» EXCERPTED DATA
____________________
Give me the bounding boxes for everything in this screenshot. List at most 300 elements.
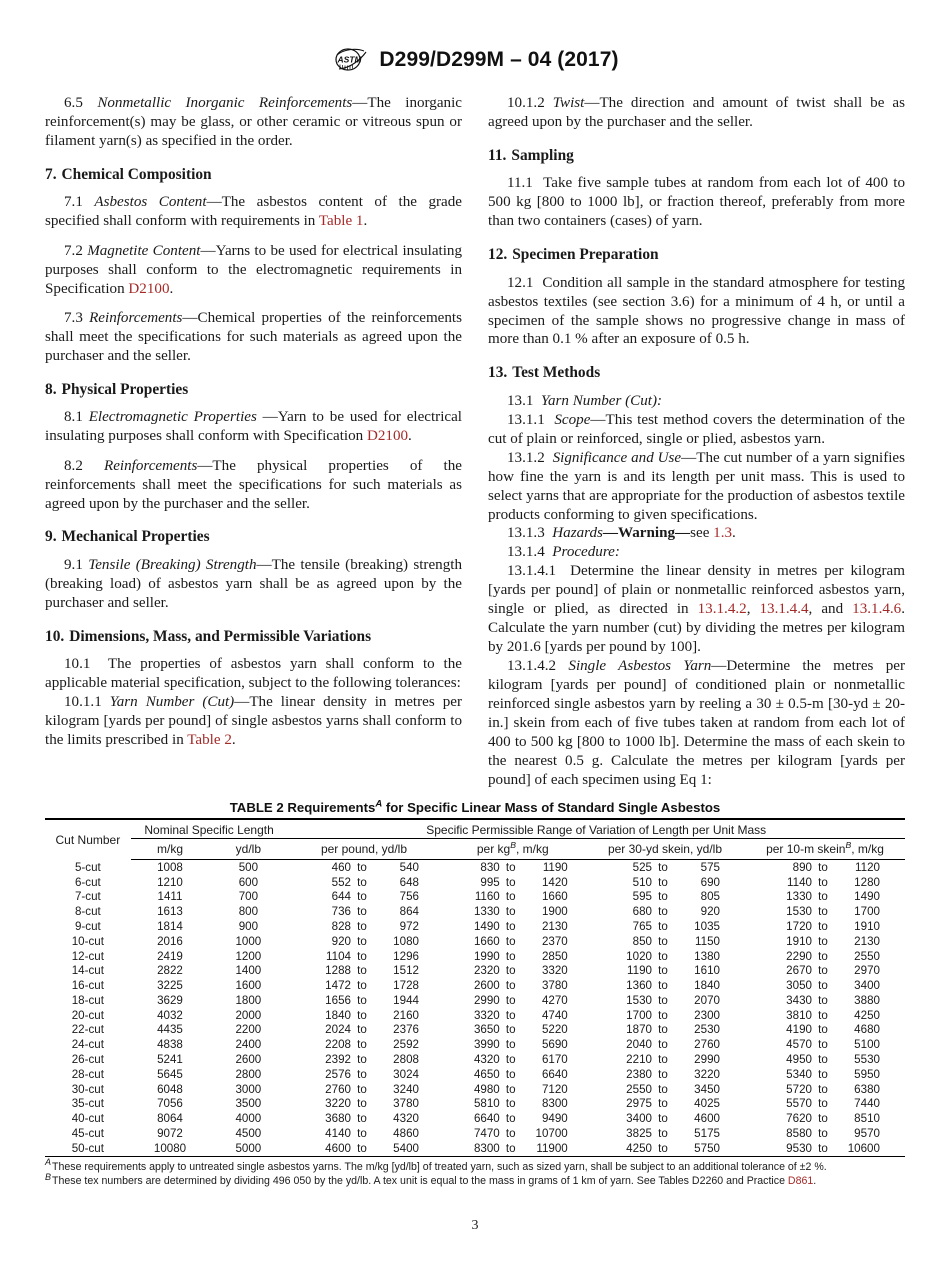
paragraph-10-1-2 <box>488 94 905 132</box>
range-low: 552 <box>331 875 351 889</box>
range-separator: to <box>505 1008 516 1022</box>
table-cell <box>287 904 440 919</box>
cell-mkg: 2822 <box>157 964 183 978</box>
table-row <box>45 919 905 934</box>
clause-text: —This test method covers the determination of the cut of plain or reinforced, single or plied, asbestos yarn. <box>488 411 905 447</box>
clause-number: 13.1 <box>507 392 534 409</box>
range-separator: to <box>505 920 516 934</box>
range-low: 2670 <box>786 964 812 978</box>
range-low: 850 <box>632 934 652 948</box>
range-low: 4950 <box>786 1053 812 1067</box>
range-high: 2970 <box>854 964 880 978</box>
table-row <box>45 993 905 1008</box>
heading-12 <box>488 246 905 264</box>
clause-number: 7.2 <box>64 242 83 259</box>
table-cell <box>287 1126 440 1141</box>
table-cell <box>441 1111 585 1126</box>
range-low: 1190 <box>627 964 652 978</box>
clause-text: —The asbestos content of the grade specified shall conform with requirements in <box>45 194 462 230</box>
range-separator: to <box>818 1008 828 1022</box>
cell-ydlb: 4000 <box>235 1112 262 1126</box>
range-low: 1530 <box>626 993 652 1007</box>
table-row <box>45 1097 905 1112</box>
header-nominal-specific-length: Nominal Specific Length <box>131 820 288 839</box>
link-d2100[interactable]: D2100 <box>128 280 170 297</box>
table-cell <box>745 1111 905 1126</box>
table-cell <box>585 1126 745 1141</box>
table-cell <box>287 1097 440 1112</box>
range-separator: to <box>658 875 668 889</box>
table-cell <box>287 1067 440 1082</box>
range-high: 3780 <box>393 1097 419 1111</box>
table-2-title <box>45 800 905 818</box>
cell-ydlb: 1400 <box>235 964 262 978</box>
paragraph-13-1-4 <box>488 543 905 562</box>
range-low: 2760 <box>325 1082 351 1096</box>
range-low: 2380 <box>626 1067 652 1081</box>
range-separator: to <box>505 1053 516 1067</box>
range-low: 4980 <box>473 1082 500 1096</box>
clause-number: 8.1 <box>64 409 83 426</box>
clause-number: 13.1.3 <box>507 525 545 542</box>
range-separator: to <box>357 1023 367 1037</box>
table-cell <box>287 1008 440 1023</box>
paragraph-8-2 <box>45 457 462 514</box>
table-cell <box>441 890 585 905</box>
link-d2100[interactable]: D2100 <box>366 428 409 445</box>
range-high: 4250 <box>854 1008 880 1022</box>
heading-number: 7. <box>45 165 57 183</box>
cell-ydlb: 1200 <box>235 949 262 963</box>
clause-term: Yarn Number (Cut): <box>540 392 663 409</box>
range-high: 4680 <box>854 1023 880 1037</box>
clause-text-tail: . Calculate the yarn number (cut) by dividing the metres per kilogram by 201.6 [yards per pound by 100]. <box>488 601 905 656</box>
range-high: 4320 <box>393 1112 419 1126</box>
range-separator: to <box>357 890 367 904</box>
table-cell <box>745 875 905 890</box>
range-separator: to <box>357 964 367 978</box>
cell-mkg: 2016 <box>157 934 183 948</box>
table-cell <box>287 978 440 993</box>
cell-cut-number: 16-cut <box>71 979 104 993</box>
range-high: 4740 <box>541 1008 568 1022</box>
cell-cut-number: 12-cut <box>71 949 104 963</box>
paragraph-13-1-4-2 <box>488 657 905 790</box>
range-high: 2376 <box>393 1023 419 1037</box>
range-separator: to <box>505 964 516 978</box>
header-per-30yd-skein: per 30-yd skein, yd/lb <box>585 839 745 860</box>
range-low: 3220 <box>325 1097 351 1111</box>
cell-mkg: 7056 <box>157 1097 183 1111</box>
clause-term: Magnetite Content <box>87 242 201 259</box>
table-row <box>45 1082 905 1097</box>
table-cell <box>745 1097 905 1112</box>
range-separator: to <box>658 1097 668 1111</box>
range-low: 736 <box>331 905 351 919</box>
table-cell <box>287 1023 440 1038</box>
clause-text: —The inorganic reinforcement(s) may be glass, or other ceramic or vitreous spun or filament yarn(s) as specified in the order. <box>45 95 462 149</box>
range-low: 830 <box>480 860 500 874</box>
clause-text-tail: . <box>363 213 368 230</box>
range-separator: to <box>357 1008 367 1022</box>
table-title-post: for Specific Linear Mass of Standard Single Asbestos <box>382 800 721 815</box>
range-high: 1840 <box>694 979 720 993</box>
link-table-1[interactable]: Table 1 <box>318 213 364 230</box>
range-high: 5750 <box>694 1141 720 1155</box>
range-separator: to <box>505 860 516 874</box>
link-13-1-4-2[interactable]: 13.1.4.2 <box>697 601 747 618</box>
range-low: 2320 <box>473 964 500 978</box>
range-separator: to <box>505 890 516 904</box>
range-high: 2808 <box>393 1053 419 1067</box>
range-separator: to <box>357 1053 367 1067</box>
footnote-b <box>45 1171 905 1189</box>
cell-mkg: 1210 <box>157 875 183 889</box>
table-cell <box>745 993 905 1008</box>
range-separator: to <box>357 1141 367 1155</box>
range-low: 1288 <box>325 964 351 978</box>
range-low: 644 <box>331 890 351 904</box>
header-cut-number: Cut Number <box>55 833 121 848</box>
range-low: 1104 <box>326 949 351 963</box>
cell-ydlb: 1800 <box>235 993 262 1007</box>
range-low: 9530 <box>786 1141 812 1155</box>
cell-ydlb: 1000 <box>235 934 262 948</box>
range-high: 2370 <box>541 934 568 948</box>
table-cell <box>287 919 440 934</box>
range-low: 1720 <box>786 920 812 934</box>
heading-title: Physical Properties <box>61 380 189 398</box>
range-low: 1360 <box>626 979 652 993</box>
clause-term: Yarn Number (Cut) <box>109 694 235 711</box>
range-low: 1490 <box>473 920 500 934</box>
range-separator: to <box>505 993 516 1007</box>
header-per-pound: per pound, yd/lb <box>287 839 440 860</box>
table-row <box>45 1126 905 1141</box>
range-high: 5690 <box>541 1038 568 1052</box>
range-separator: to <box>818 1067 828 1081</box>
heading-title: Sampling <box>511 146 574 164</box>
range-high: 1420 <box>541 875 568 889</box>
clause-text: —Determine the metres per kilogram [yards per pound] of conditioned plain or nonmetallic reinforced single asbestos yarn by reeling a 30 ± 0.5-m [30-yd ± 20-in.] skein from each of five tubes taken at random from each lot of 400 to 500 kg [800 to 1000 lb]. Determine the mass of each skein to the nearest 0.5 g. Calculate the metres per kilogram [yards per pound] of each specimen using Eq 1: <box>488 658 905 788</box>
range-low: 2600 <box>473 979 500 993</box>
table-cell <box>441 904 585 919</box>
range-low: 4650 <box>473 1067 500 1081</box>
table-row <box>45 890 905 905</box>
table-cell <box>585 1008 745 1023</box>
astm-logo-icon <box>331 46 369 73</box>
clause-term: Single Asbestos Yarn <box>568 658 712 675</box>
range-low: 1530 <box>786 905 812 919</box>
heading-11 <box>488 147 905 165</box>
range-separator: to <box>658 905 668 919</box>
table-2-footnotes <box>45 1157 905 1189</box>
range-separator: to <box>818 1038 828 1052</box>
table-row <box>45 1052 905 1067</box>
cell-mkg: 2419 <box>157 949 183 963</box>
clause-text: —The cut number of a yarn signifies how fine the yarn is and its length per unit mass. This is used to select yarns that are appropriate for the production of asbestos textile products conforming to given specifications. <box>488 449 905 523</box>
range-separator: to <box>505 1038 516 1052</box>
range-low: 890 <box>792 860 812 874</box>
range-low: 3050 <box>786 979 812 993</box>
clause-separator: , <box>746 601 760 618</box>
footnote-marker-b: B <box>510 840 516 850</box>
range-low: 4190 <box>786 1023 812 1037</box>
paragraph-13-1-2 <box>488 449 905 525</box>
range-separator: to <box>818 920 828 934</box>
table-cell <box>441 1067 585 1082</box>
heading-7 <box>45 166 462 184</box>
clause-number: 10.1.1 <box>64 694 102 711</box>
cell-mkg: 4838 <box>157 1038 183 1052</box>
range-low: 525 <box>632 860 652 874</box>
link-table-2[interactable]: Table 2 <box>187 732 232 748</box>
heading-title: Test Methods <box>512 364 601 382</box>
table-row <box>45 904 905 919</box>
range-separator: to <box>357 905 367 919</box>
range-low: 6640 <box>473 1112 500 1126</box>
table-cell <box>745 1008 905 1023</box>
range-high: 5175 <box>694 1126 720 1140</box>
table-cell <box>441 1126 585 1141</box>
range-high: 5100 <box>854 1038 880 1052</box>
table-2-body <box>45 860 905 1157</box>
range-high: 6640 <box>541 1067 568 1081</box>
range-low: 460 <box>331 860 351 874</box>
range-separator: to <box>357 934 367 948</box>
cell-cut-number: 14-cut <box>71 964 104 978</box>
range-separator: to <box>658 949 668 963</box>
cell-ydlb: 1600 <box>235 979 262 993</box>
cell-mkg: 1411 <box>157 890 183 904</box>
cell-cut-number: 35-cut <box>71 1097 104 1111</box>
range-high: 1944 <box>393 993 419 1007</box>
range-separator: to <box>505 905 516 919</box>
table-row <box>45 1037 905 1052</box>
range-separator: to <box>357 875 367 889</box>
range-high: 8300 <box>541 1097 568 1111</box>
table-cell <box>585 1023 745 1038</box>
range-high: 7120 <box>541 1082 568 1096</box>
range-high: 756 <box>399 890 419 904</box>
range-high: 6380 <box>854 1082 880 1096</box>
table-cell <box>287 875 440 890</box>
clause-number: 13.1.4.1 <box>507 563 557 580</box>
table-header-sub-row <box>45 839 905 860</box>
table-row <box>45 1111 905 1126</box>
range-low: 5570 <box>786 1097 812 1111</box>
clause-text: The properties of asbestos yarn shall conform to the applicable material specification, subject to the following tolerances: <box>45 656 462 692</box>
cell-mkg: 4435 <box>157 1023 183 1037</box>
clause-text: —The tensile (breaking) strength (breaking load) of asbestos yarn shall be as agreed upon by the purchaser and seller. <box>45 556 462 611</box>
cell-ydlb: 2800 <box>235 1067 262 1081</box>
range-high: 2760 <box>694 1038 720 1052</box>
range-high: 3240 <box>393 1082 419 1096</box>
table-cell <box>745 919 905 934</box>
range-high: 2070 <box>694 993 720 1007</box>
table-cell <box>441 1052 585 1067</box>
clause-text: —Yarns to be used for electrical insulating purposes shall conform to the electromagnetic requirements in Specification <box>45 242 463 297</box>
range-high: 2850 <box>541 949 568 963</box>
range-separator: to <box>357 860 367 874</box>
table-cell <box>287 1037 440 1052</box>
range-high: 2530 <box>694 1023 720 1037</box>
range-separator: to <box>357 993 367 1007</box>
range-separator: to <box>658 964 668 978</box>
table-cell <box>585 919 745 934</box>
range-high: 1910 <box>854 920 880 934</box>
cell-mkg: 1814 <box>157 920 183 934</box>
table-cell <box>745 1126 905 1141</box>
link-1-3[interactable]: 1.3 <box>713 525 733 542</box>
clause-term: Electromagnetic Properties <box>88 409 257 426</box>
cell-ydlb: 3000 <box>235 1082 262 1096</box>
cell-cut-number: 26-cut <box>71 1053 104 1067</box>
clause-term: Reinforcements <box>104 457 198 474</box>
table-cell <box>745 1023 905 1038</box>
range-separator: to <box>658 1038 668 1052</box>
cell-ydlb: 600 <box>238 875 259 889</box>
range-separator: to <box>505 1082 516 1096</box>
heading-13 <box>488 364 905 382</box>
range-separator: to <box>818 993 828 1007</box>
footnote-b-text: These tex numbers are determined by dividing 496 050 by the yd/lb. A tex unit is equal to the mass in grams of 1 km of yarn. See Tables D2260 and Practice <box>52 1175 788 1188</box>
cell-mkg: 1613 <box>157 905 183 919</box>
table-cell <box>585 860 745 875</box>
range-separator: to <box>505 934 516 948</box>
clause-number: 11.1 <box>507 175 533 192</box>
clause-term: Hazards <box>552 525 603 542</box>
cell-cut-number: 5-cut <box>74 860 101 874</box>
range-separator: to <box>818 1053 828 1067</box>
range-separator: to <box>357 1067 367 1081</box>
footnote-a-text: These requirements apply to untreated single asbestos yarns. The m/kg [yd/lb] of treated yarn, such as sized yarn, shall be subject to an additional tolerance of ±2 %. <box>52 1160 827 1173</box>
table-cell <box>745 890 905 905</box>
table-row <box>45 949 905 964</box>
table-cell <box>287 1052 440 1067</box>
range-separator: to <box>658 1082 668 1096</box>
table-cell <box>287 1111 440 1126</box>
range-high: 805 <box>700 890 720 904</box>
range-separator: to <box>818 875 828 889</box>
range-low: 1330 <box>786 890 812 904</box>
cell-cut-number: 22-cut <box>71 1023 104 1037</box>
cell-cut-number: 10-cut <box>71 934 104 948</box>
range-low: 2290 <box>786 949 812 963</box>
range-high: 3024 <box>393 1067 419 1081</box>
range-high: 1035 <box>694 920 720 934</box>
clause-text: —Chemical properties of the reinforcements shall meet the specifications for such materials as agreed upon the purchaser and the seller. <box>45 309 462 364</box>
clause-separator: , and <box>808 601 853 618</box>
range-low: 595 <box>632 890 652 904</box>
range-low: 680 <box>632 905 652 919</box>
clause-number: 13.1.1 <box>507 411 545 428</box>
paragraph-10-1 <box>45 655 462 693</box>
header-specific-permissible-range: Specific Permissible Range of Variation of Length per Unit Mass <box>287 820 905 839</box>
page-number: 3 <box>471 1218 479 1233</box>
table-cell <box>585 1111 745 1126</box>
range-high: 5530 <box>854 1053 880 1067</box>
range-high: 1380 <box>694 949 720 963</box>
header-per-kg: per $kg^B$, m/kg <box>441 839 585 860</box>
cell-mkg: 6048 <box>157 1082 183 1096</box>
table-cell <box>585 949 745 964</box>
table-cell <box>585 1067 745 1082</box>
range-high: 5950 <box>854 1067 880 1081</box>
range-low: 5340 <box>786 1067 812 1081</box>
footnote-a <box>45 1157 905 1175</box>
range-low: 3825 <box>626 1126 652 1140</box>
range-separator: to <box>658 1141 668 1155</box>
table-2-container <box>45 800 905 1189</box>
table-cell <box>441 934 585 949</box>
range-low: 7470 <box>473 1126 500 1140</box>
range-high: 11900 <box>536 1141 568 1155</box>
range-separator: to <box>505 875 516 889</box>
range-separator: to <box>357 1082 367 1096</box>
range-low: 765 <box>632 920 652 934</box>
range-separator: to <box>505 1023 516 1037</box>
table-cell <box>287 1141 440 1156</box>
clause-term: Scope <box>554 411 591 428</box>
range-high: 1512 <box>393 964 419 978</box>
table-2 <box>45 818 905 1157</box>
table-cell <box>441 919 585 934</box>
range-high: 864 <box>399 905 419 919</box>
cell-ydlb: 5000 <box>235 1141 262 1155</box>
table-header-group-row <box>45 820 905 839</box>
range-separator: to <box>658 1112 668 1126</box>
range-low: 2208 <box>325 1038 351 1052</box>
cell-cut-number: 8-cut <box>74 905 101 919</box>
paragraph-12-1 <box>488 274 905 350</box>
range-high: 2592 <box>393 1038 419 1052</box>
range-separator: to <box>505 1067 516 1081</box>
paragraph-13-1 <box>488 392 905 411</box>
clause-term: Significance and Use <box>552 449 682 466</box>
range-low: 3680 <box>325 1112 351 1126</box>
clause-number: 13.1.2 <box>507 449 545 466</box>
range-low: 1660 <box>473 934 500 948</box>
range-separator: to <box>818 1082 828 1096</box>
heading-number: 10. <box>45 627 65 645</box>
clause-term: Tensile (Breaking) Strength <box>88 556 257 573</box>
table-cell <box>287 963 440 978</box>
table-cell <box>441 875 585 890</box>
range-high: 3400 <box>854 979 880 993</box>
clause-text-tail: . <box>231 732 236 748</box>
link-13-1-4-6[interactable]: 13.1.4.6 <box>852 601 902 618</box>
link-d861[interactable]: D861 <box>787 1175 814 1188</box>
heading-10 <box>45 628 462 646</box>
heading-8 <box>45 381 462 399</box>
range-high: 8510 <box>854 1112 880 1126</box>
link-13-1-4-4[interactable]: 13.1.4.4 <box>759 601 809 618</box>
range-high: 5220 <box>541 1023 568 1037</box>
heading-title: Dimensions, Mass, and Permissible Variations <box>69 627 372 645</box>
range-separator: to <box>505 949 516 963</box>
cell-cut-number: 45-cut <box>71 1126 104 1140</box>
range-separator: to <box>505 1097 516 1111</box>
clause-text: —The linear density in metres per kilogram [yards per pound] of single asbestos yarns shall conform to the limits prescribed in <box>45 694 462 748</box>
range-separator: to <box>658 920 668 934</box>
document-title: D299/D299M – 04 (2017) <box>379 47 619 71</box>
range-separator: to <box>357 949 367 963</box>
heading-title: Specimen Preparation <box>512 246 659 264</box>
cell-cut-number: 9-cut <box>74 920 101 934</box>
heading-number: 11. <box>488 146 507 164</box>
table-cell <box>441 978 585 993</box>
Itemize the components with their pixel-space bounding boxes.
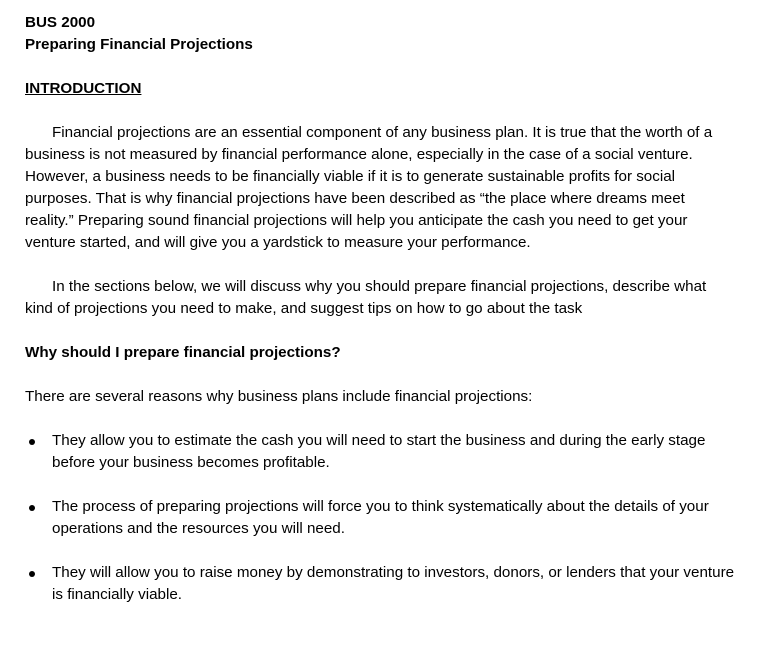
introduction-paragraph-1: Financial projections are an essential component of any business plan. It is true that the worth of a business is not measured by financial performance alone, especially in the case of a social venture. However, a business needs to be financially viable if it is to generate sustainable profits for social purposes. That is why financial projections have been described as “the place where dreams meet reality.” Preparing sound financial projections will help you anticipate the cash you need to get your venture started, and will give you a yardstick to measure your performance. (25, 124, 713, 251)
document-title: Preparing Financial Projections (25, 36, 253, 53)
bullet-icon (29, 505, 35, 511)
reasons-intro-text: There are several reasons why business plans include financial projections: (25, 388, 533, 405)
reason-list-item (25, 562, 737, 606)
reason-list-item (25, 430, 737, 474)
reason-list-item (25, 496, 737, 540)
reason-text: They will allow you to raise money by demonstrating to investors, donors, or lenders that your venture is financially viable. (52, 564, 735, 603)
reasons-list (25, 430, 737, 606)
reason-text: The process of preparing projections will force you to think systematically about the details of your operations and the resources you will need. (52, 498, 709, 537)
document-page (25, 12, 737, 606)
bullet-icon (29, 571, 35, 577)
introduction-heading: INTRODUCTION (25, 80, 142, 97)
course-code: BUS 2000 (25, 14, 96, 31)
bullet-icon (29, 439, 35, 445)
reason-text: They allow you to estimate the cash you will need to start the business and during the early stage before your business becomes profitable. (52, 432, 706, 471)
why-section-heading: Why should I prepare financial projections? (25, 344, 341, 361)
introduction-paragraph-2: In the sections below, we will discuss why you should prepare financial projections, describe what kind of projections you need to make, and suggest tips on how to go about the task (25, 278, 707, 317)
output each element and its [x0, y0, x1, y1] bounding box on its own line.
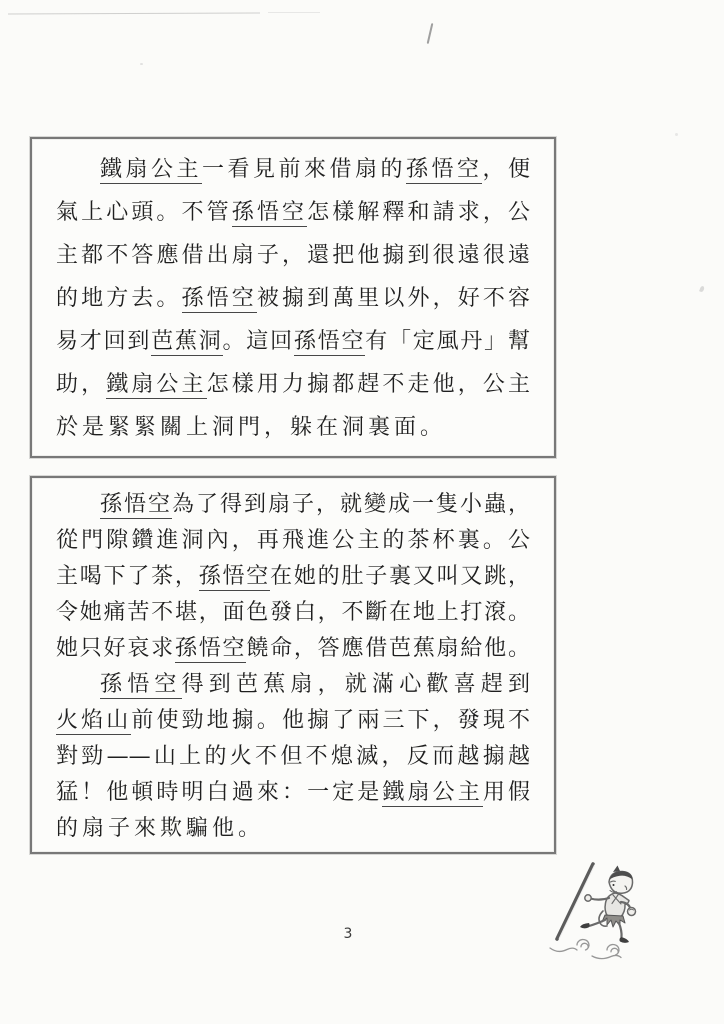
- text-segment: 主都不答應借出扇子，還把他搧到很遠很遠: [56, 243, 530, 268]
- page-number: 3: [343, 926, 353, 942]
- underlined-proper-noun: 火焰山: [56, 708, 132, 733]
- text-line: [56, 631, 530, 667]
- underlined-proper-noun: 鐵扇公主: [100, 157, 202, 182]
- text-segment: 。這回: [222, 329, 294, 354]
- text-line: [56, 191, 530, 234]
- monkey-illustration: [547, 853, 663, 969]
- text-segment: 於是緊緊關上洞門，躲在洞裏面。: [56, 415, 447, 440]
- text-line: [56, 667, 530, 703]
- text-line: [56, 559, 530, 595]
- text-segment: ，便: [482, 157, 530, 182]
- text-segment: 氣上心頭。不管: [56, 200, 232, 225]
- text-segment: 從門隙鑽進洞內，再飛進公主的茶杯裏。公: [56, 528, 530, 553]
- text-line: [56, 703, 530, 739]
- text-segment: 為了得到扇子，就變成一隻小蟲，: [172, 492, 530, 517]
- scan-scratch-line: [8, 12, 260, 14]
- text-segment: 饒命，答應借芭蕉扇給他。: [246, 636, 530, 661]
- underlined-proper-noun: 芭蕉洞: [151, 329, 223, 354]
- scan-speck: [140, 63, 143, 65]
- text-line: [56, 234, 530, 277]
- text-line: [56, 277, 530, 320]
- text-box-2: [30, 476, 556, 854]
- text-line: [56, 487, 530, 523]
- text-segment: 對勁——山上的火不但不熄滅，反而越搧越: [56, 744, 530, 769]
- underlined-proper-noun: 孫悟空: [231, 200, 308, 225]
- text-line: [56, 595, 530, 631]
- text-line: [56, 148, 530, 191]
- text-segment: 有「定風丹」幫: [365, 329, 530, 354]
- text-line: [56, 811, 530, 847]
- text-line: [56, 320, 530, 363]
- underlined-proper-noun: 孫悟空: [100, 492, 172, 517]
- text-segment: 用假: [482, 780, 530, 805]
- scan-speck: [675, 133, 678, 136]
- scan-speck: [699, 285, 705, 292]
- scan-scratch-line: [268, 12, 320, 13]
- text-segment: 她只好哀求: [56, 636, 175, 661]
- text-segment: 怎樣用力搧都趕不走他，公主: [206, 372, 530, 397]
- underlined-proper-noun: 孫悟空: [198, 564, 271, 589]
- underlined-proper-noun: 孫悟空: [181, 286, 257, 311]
____________________
» TASK INSTRUCTIONS
Write out the lines from the one containing "paragraph-10-1-2 <box>488 94 905 132</box>" up to and including the one containing "range-separator: to <box>505 920", character for character.

» SOLUTION TO THE EXERCISE
paragraph-10-1-2 <box>488 94 905 132</box>
range-low: 552 <box>331 875 351 889</box>
range-separator: to <box>505 1008 516 1022</box>
table-cell <box>287 904 440 919</box>
cell-mkg: 2822 <box>157 964 183 978</box>
table-row <box>45 919 905 934</box>
clause-text: —This test method covers the determination of the cut of plain or reinforced, single or plied, asbestos yarn. <box>488 411 905 447</box>
clause-number: 13.1 <box>507 392 534 409</box>
range-separator: to <box>505 920 516 934</box>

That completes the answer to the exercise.